WHAT YOU WILL DO: Express the listing as a JSON array of strings, one string per line, from the line containing "- clue-number-12: 12: [223, 201, 232, 210]" up to and including the line containing "- clue-number-20: 20: [3, 361, 12, 370]", leaving out any blank lines.

THE INPUT:
++++++++++++++++++++

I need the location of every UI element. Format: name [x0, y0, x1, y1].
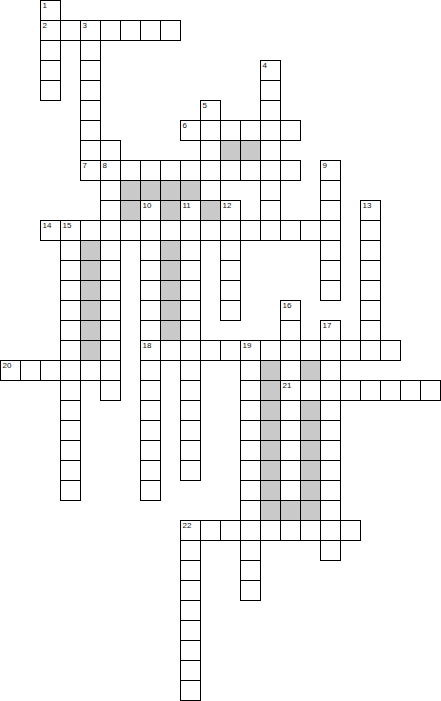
- clue-number-12: 12: [223, 201, 232, 210]
- cell-r17-c13[interactable]: [260, 340, 281, 361]
- cell-r23-c15-shaded[interactable]: [300, 460, 321, 481]
- cell-r3-c4[interactable]: [80, 60, 101, 81]
- cell-r17-c15[interactable]: [300, 340, 321, 361]
- cell-r24-c14[interactable]: [280, 480, 301, 501]
- cell-r10-c13[interactable]: [260, 200, 281, 221]
- cell-r21-c14[interactable]: [280, 420, 301, 441]
- cell-r7-c11-shaded[interactable]: [220, 140, 241, 161]
- cell-r18-c2[interactable]: [40, 360, 61, 381]
- cell-r29-c12[interactable]: [240, 580, 261, 601]
- cell-r19-c14[interactable]: 21: [280, 380, 301, 401]
- cell-r16-c9[interactable]: [180, 320, 201, 341]
- cell-r1-c2[interactable]: 2: [40, 20, 61, 41]
- cell-r26-c10[interactable]: [200, 520, 221, 541]
- cell-r19-c3[interactable]: [60, 380, 81, 401]
- cell-r25-c12[interactable]: [240, 500, 261, 521]
- cell-r11-c7[interactable]: [140, 220, 161, 241]
- cell-r12-c3[interactable]: [60, 240, 81, 261]
- cell-r16-c5[interactable]: [100, 320, 121, 341]
- cell-r22-c13-shaded[interactable]: [260, 440, 281, 461]
- cell-r9-c9-shaded[interactable]: [180, 180, 201, 201]
- clue-number-20: 20: [3, 361, 12, 370]
- clue-number-11: 11: [183, 201, 191, 210]
- cell-r8-c5[interactable]: 8: [100, 160, 121, 181]
- cell-r16-c3[interactable]: [60, 320, 81, 341]
- cell-r15-c9[interactable]: [180, 300, 201, 321]
- cell-r14-c18[interactable]: [360, 280, 381, 301]
- cell-r17-c9[interactable]: [180, 340, 201, 361]
- cell-r25-c14-shaded[interactable]: [280, 500, 301, 521]
- clue-number-9: 9: [323, 161, 327, 170]
- cell-r23-c3[interactable]: [60, 460, 81, 481]
- cell-r26-c9[interactable]: 22: [180, 520, 201, 541]
- cell-r16-c7[interactable]: [140, 320, 161, 341]
- cell-r26-c17[interactable]: [340, 520, 361, 541]
- cell-r20-c12[interactable]: [240, 400, 261, 421]
- clue-number-8: 8: [103, 161, 107, 170]
- clue-number-14: 14: [43, 221, 52, 230]
- cell-r33-c9[interactable]: [180, 660, 201, 681]
- cell-r12-c11[interactable]: [220, 240, 241, 261]
- clue-number-3: 3: [83, 21, 87, 30]
- cell-r19-c13-shaded[interactable]: [260, 380, 281, 401]
- cell-r15-c11[interactable]: [220, 300, 241, 321]
- page: 12345678910111213141516171819202122: [0, 0, 441, 701]
- cell-r1-c3[interactable]: [60, 20, 81, 41]
- cell-r15-c18[interactable]: [360, 300, 381, 321]
- cell-r4-c4[interactable]: [80, 80, 101, 101]
- crossword-board: 12345678910111213141516171819202122: [0, 0, 441, 701]
- cell-r19-c5[interactable]: [100, 380, 121, 401]
- clue-number-22: 22: [183, 521, 192, 530]
- cell-r11-c16[interactable]: [320, 220, 341, 241]
- cell-r11-c9[interactable]: [180, 220, 201, 241]
- cell-r18-c15-shaded[interactable]: [300, 360, 321, 381]
- cell-r19-c17[interactable]: [340, 380, 361, 401]
- cell-r10-c8-shaded[interactable]: [160, 200, 181, 221]
- cell-r13-c4-shaded[interactable]: [80, 260, 101, 281]
- cell-r19-c18[interactable]: [360, 380, 381, 401]
- cell-r29-c9[interactable]: [180, 580, 201, 601]
- cell-r19-c7[interactable]: [140, 380, 161, 401]
- cell-r18-c9[interactable]: [180, 360, 201, 381]
- cell-r17-c17[interactable]: [340, 340, 361, 361]
- cell-r18-c3[interactable]: [60, 360, 81, 381]
- cell-r19-c9[interactable]: [180, 380, 201, 401]
- cell-r20-c9[interactable]: [180, 400, 201, 421]
- cell-r17-c8[interactable]: [160, 340, 181, 361]
- cell-r17-c16[interactable]: [320, 340, 341, 361]
- cell-r8-c10[interactable]: [200, 160, 221, 181]
- cell-r18-c13-shaded[interactable]: [260, 360, 281, 381]
- cell-r15-c3[interactable]: [60, 300, 81, 321]
- cell-r22-c3[interactable]: [60, 440, 81, 461]
- cell-r24-c12[interactable]: [240, 480, 261, 501]
- clue-number-2: 2: [43, 21, 47, 30]
- cell-r22-c14[interactable]: [280, 440, 301, 461]
- cell-r22-c9[interactable]: [180, 440, 201, 461]
- cell-r6-c13[interactable]: [260, 120, 281, 141]
- cell-r15-c8-shaded[interactable]: [160, 300, 181, 321]
- cell-r26-c11[interactable]: [220, 520, 241, 541]
- cell-r25-c13-shaded[interactable]: [260, 500, 281, 521]
- cell-r2-c2[interactable]: [40, 40, 61, 61]
- cell-r17-c10[interactable]: [200, 340, 221, 361]
- cell-r8-c9[interactable]: [180, 160, 201, 181]
- cell-r23-c12[interactable]: [240, 460, 261, 481]
- cell-r24-c15-shaded[interactable]: [300, 480, 321, 501]
- clue-number-10: 10: [143, 201, 152, 210]
- cell-r10-c10-shaded[interactable]: [200, 200, 221, 221]
- cell-r8-c7[interactable]: [140, 160, 161, 181]
- cell-r10-c16[interactable]: [320, 200, 341, 221]
- clue-number-15: 15: [63, 221, 72, 230]
- cell-r11-c15[interactable]: [300, 220, 321, 241]
- clue-number-5: 5: [203, 101, 207, 110]
- cell-r10-c18[interactable]: 13: [360, 200, 381, 221]
- clue-number-19: 19: [243, 341, 252, 350]
- cell-r17-c4-shaded[interactable]: [80, 340, 101, 361]
- cell-r8-c12[interactable]: [240, 160, 261, 181]
- cell-r14-c3[interactable]: [60, 280, 81, 301]
- cell-r7-c4[interactable]: [80, 140, 101, 161]
- cell-r6-c9[interactable]: 6: [180, 120, 201, 141]
- cell-r15-c14[interactable]: 16: [280, 300, 301, 321]
- cell-r18-c5[interactable]: [100, 360, 121, 381]
- cell-r23-c14[interactable]: [280, 460, 301, 481]
- cell-r22-c16[interactable]: [320, 440, 341, 461]
- cell-r21-c3[interactable]: [60, 420, 81, 441]
- cell-r12-c8-shaded[interactable]: [160, 240, 181, 261]
- cell-r11-c2[interactable]: 14: [40, 220, 61, 241]
- cell-r7-c13[interactable]: [260, 140, 281, 161]
- cell-r11-c4[interactable]: [80, 220, 101, 241]
- cell-r10-c5[interactable]: [100, 200, 121, 221]
- cell-r20-c13-shaded[interactable]: [260, 400, 281, 421]
- cell-r16-c8-shaded[interactable]: [160, 320, 181, 341]
- cell-r1-c7[interactable]: [140, 20, 161, 41]
- cell-r3-c2[interactable]: [40, 60, 61, 81]
- cell-r5-c10[interactable]: 5: [200, 100, 221, 121]
- cell-r6-c10[interactable]: [200, 120, 221, 141]
- cell-r23-c13-shaded[interactable]: [260, 460, 281, 481]
- cell-r17-c7[interactable]: 18: [140, 340, 161, 361]
- cell-r7-c10[interactable]: [200, 140, 221, 161]
- cell-r26-c14[interactable]: [280, 520, 301, 541]
- clue-number-21: 21: [283, 381, 292, 390]
- cell-r9-c13[interactable]: [260, 180, 281, 201]
- cell-r16-c18[interactable]: [360, 320, 381, 341]
- cell-r9-c8-shaded[interactable]: [160, 180, 181, 201]
- cell-r13-c11[interactable]: [220, 260, 241, 281]
- cell-r10-c9[interactable]: 11: [180, 200, 201, 221]
- cell-r14-c9[interactable]: [180, 280, 201, 301]
- cell-r11-c3[interactable]: 15: [60, 220, 81, 241]
- cell-r11-c13[interactable]: [260, 220, 281, 241]
- cell-r21-c7[interactable]: [140, 420, 161, 441]
- cell-r17-c14[interactable]: [280, 340, 301, 361]
- cell-r14-c16[interactable]: [320, 280, 341, 301]
- cell-r4-c13[interactable]: [260, 80, 281, 101]
- cell-r13-c7[interactable]: [140, 260, 161, 281]
- cell-r24-c7[interactable]: [140, 480, 161, 501]
- cell-r11-c14[interactable]: [280, 220, 301, 241]
- cell-r8-c16[interactable]: 9: [320, 160, 341, 181]
- cell-r17-c12[interactable]: 19: [240, 340, 261, 361]
- cell-r14-c8-shaded[interactable]: [160, 280, 181, 301]
- cell-r11-c8[interactable]: [160, 220, 181, 241]
- cell-r13-c5[interactable]: [100, 260, 121, 281]
- cell-r18-c4[interactable]: [80, 360, 101, 381]
- cell-r11-c18[interactable]: [360, 220, 381, 241]
- cell-r16-c16[interactable]: 17: [320, 320, 341, 341]
- cell-r20-c15-shaded[interactable]: [300, 400, 321, 421]
- cell-r18-c12[interactable]: [240, 360, 261, 381]
- cell-r19-c12[interactable]: [240, 380, 261, 401]
- cell-r12-c16[interactable]: [320, 240, 341, 261]
- cell-r23-c9[interactable]: [180, 460, 201, 481]
- cell-r22-c7[interactable]: [140, 440, 161, 461]
- cell-r19-c20[interactable]: [400, 380, 421, 401]
- cell-r20-c7[interactable]: [140, 400, 161, 421]
- cell-r21-c12[interactable]: [240, 420, 261, 441]
- cell-r8-c4[interactable]: 7: [80, 160, 101, 181]
- clue-number-4: 4: [263, 61, 267, 70]
- clue-number-18: 18: [143, 341, 152, 350]
- cell-r9-c10[interactable]: [200, 180, 221, 201]
- cell-r11-c10[interactable]: [200, 220, 221, 241]
- cell-r12-c7[interactable]: [140, 240, 161, 261]
- cell-r13-c8-shaded[interactable]: [160, 260, 181, 281]
- cell-r11-c6[interactable]: [120, 220, 141, 241]
- cell-r17-c11[interactable]: [220, 340, 241, 361]
- cell-r17-c3[interactable]: [60, 340, 81, 361]
- cell-r11-c11[interactable]: [220, 220, 241, 241]
- cell-r23-c7[interactable]: [140, 460, 161, 481]
- cell-r32-c9[interactable]: [180, 640, 201, 661]
- cell-r28-c12[interactable]: [240, 560, 261, 581]
- cell-r26-c16[interactable]: [320, 520, 341, 541]
- cell-r24-c13-shaded[interactable]: [260, 480, 281, 501]
- cell-r12-c18[interactable]: [360, 240, 381, 261]
- cell-r13-c18[interactable]: [360, 260, 381, 281]
- cell-r15-c4-shaded[interactable]: [80, 300, 101, 321]
- cell-r9-c7-shaded[interactable]: [140, 180, 161, 201]
- cell-r2-c4[interactable]: [80, 40, 101, 61]
- clue-number-6: 6: [183, 121, 187, 130]
- cell-r22-c15-shaded[interactable]: [300, 440, 321, 461]
- cell-r17-c5[interactable]: [100, 340, 121, 361]
- cell-r34-c9[interactable]: [180, 680, 201, 701]
- cell-r21-c9[interactable]: [180, 420, 201, 441]
- cell-r5-c4[interactable]: [80, 100, 101, 121]
- cell-r19-c16[interactable]: [320, 380, 341, 401]
- cell-r10-c11[interactable]: 12: [220, 200, 241, 221]
- cell-r24-c3[interactable]: [60, 480, 81, 501]
- clue-number-17: 17: [323, 321, 332, 330]
- cell-r28-c9[interactable]: [180, 560, 201, 581]
- cell-r8-c14[interactable]: [280, 160, 301, 181]
- cell-r6-c12[interactable]: [240, 120, 261, 141]
- cell-r17-c19[interactable]: [380, 340, 401, 361]
- cell-r21-c16[interactable]: [320, 420, 341, 441]
- cell-r16-c14[interactable]: [280, 320, 301, 341]
- cell-r21-c13-shaded[interactable]: [260, 420, 281, 441]
- cell-r20-c14[interactable]: [280, 400, 301, 421]
- cell-r19-c19[interactable]: [380, 380, 401, 401]
- cell-r19-c15[interactable]: [300, 380, 321, 401]
- cell-r27-c16[interactable]: [320, 540, 341, 561]
- cell-r11-c12[interactable]: [240, 220, 261, 241]
- cell-r14-c5[interactable]: [100, 280, 121, 301]
- cell-r17-c18[interactable]: [360, 340, 381, 361]
- clue-number-16: 16: [283, 301, 292, 310]
- clue-number-1: 1: [43, 1, 47, 10]
- cell-r14-c7[interactable]: [140, 280, 161, 301]
- cell-r0-c2[interactable]: 1: [40, 0, 61, 21]
- cell-r8-c8[interactable]: [160, 160, 181, 181]
- cell-r18-c0[interactable]: 20: [0, 360, 21, 381]
- cell-r4-c2[interactable]: [40, 80, 61, 101]
- cell-r15-c5[interactable]: [100, 300, 121, 321]
- cell-r18-c7[interactable]: [140, 360, 161, 381]
- cell-r10-c7[interactable]: 10: [140, 200, 161, 221]
- cell-r8-c13[interactable]: [260, 160, 281, 181]
- cell-r6-c4[interactable]: [80, 120, 101, 141]
- clue-number-7: 7: [83, 161, 87, 170]
- cell-r20-c16[interactable]: [320, 400, 341, 421]
- cell-r31-c9[interactable]: [180, 620, 201, 641]
- cell-r1-c4[interactable]: 3: [80, 20, 101, 41]
- cell-r13-c16[interactable]: [320, 260, 341, 281]
- cell-r21-c15-shaded[interactable]: [300, 420, 321, 441]
- cell-r11-c5[interactable]: [100, 220, 121, 241]
- cell-r16-c4-shaded[interactable]: [80, 320, 101, 341]
- cell-r23-c16[interactable]: [320, 460, 341, 481]
- cell-r12-c5[interactable]: [100, 240, 121, 261]
- cell-r14-c4-shaded[interactable]: [80, 280, 101, 301]
- cell-r14-c11[interactable]: [220, 280, 241, 301]
- cell-r26-c15[interactable]: [300, 520, 321, 541]
- cell-r13-c3[interactable]: [60, 260, 81, 281]
- cell-r27-c9[interactable]: [180, 540, 201, 561]
- cell-r9-c6-shaded[interactable]: [120, 180, 141, 201]
- cell-r8-c6[interactable]: [120, 160, 141, 181]
- cell-r20-c3[interactable]: [60, 400, 81, 421]
- cell-r18-c1[interactable]: [20, 360, 41, 381]
- cell-r5-c13[interactable]: [260, 100, 281, 121]
- cell-r19-c21[interactable]: [420, 380, 441, 401]
- cell-r26-c13[interactable]: [260, 520, 281, 541]
- cell-r24-c16[interactable]: [320, 480, 341, 501]
- cell-r6-c11[interactable]: [220, 120, 241, 141]
- cell-r22-c12[interactable]: [240, 440, 261, 461]
- cell-r3-c13[interactable]: 4: [260, 60, 281, 81]
- clue-number-13: 13: [363, 201, 372, 210]
- cell-r7-c5[interactable]: [100, 140, 121, 161]
- cell-r25-c16[interactable]: [320, 500, 341, 521]
- cell-r10-c6-shaded[interactable]: [120, 200, 141, 221]
- cell-r6-c14[interactable]: [280, 120, 301, 141]
- cell-r12-c4-shaded[interactable]: [80, 240, 101, 261]
- cell-r30-c9[interactable]: [180, 600, 201, 621]
- cell-r12-c9[interactable]: [180, 240, 201, 261]
- cell-r25-c15-shaded[interactable]: [300, 500, 321, 521]
- cell-r8-c11[interactable]: [220, 160, 241, 181]
- cell-r18-c14[interactable]: [280, 360, 301, 381]
- cell-r1-c5[interactable]: [100, 20, 121, 41]
- cell-r15-c7[interactable]: [140, 300, 161, 321]
- cell-r27-c12[interactable]: [240, 540, 261, 561]
- cell-r1-c8[interactable]: [160, 20, 181, 41]
- cell-r26-c12[interactable]: [240, 520, 261, 541]
- cell-r9-c5[interactable]: [100, 180, 121, 201]
- cell-r13-c9[interactable]: [180, 260, 201, 281]
- cell-r7-c12-shaded[interactable]: [240, 140, 261, 161]
- cell-r9-c16[interactable]: [320, 180, 341, 201]
- cell-r1-c6[interactable]: [120, 20, 141, 41]
- cell-r18-c16[interactable]: [320, 360, 341, 381]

++++++++++++++++++++

THE OUTPUT:
[
  "- clue-number-12: 12: [223, 201, 232, 210]",
  "- cell-r17-c13[interactable]: [260, 340, 281, 361]",
  "- cell-r23-c15-shaded[interactable]: [300, 460, 321, 481]",
  "- cell-r3-c4[interactable]: [80, 60, 101, 81]",
  "- cell-r17-c15[interactable]: [300, 340, 321, 361]",
  "- cell-r24-c14[interactable]: [280, 480, 301, 501]",
  "- cell-r10-c13[interactable]: [260, 200, 281, 221]",
  "- cell-r21-c14[interactable]: [280, 420, 301, 441]",
  "- cell-r7-c11-shaded[interactable]: [220, 140, 241, 161]",
  "- cell-r18-c2[interactable]: [40, 360, 61, 381]",
  "- cell-r29-c12[interactable]: [240, 580, 261, 601]",
  "- cell-r19-c14[interactable]: 21: [280, 380, 301, 401]",
  "- cell-r16-c9[interactable]: [180, 320, 201, 341]",
  "- cell-r1-c2[interactable]: 2: [40, 20, 61, 41]",
  "- cell-r26-c10[interactable]: [200, 520, 221, 541]",
  "- cell-r19-c3[interactable]: [60, 380, 81, 401]",
  "- cell-r25-c12[interactable]: [240, 500, 261, 521]",
  "- cell-r11-c7[interactable]: [140, 220, 161, 241]",
  "- cell-r12-c3[interactable]: [60, 240, 81, 261]",
  "- cell-r16-c5[interactable]: [100, 320, 121, 341]",
  "- cell-r22-c13-shaded[interactable]: [260, 440, 281, 461]",
  "- cell-r9-c9-shaded[interactable]: [180, 180, 201, 201]",
  "- clue-number-20: 20: [3, 361, 12, 370]"
]